• [Extrait]:
-*-

BUREAU Allyre

Né le 16 avril 1810 à Cherbourg (Manche), mort le 31 octobre 1859 à Kellum’s Springs (Texas). Polytechnicien et ami de Victor Considérant ; journaliste, publiciste et musicien. Arrêté et brièvement emprisonné après le 13 juin 1849 ; membre et dirigeant de la colonie fouriériste de Réunion.

Allyre Bureau naquit à Cherbourg où son père, Antoine Bureau, militaire de carrière et homme libéral, était alors en garnison. Élève brillant, après plusieurs années d’internat, il entra à Polytechnique en 1829. Sensible à la fermentation intellectuelle qui régnait alors dans les Écoles, ce fut avec fougue qu’il prit part à la Révolution de 1830 à l’occasion de laquelle il reçut la croix de Juillet. Pendant ces journées, voulant à toute force prendre part aux combats de rue, Allyre Bureau se serait enfui en sautant par une fenêtre de chez son correspondant, Guillaume Rey.. Affolée à la découverte de sa disparition, Zoé Rey, la fille de son correspondant, partit à sa recherche, le retrouva, et ils se fiancèrent sur une barricade. En décembre il signa la « protestation des Élèves de l’École polytechnique », publiée le 23, qui refusaient les remerciements de la Chambre après les manifestations contre l’issue du procès des ministres de Charles X. Sorti sous-lieutenant d’artillerie, il fut nommé à l’École d’application de Metz (1831) et c’est là qu’il fit la connaissance de Victor Considerant, de deux ans son aîné. Ce fut le début d’une amitié qui dura jusqu’à la mort. Désormais, Allyre Bureau appartenait au fouriérisme qui lui inspira trois articles pour Le Phalanstère. Six mois plus tard (juillet 1832), il démissionnait de l’armée et entrait au Conservatoire de musique. Pour vivre, il donna des leçons de musique et de mathématiques et mit des romances en musique. Il se lia avec les romantiques : Victor Hugo, Nerval, Célestin Nanteuil, Théophile Gautier, Alexandre Dumas, Liszt. En 1835, il épousa Zoé Rey et ils eurent trois fils et une fille. Il s’engagea alors comme violoniste au Théâtre Italien (ce qui l’amena à une prise de conscience des intérêts sociaux des artistes) en même temps qu’il collaborait à La Phalange (1836-1843). Il y tint le feuilleton musical, pressentant notamment le génie de Berlioz, alors si discuté. Opposé à la doctrine de l’art pour l’art, il voulait une musique utilisée à des fins sociales. Après 1840, il consacra aussi des articles de fond à la critique des abus de l’époque, s’attachant à chercher les racines du mal.

À partir de 1843, la Démocratie pacifique devint l’organe quotidien de l’école sociétaire, et Allyre Bureau fit partie des administrateurs du mouvement. Devenu le second de Considerant, il participa à l’évolution vers l’engagement démocratique. Enthousiasmé par la révolution de 1848, il y vit l’avènement du règne social grâce à la proclamation du droit au travail. Mais, fouriériste, il réclamait le progrès social sans spoliation et l’accession de tous à la propriété. Il était président de l’Association des musiciens de Paris, sorte de société de secours mutuels, dont les membres voulurent le porter candidat aux élections. À cet effet, Allyre Bureau rédigea une courte brochure, L’Art dans la République, où il réclamait la démocratisation de l’art, en particulier la nationalisation des théâtres et la fonctionnarisation des artistes. Il présidait d’autre part le Club des républicains socialistes.

-*-

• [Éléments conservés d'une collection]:
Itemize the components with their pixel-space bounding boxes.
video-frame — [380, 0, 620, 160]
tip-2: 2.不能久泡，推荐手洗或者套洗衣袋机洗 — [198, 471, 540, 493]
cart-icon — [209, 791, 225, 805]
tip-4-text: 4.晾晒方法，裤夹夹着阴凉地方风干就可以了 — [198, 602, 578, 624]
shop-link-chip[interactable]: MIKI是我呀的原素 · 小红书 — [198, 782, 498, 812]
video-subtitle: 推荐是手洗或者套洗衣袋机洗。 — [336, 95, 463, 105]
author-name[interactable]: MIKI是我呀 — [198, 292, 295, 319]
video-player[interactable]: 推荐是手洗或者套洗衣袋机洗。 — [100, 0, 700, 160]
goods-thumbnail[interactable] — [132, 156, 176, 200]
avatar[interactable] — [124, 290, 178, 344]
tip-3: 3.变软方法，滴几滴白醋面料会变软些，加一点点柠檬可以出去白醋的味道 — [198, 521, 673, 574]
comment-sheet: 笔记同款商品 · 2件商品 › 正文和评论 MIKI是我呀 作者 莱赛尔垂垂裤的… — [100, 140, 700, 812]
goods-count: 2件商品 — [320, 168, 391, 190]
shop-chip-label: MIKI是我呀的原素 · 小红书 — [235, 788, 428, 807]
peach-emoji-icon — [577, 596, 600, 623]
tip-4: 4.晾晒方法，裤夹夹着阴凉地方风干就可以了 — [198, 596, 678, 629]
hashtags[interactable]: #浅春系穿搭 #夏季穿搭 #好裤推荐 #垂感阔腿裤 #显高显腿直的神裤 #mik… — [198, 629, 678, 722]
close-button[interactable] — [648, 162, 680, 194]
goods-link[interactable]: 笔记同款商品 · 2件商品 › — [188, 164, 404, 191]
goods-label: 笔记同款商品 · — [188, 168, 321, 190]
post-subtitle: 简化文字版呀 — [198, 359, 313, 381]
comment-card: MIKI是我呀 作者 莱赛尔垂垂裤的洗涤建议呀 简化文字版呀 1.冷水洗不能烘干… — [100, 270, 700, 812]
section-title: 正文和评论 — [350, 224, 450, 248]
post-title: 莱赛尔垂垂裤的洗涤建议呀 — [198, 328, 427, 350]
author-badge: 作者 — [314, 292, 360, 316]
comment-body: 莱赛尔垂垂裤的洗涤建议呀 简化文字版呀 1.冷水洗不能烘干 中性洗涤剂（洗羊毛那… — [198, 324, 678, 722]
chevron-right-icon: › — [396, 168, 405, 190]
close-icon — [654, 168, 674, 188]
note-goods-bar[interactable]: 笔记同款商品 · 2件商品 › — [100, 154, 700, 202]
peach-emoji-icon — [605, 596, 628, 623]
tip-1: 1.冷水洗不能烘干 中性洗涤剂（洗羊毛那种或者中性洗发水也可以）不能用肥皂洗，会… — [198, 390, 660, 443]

-*-

Dans la notice consacrée à Allyre Bureau, où celui-ci fit-il la connaissance de Victor Considerant ?

À l'École d'application de Metz, où il avait été nommé en 1831.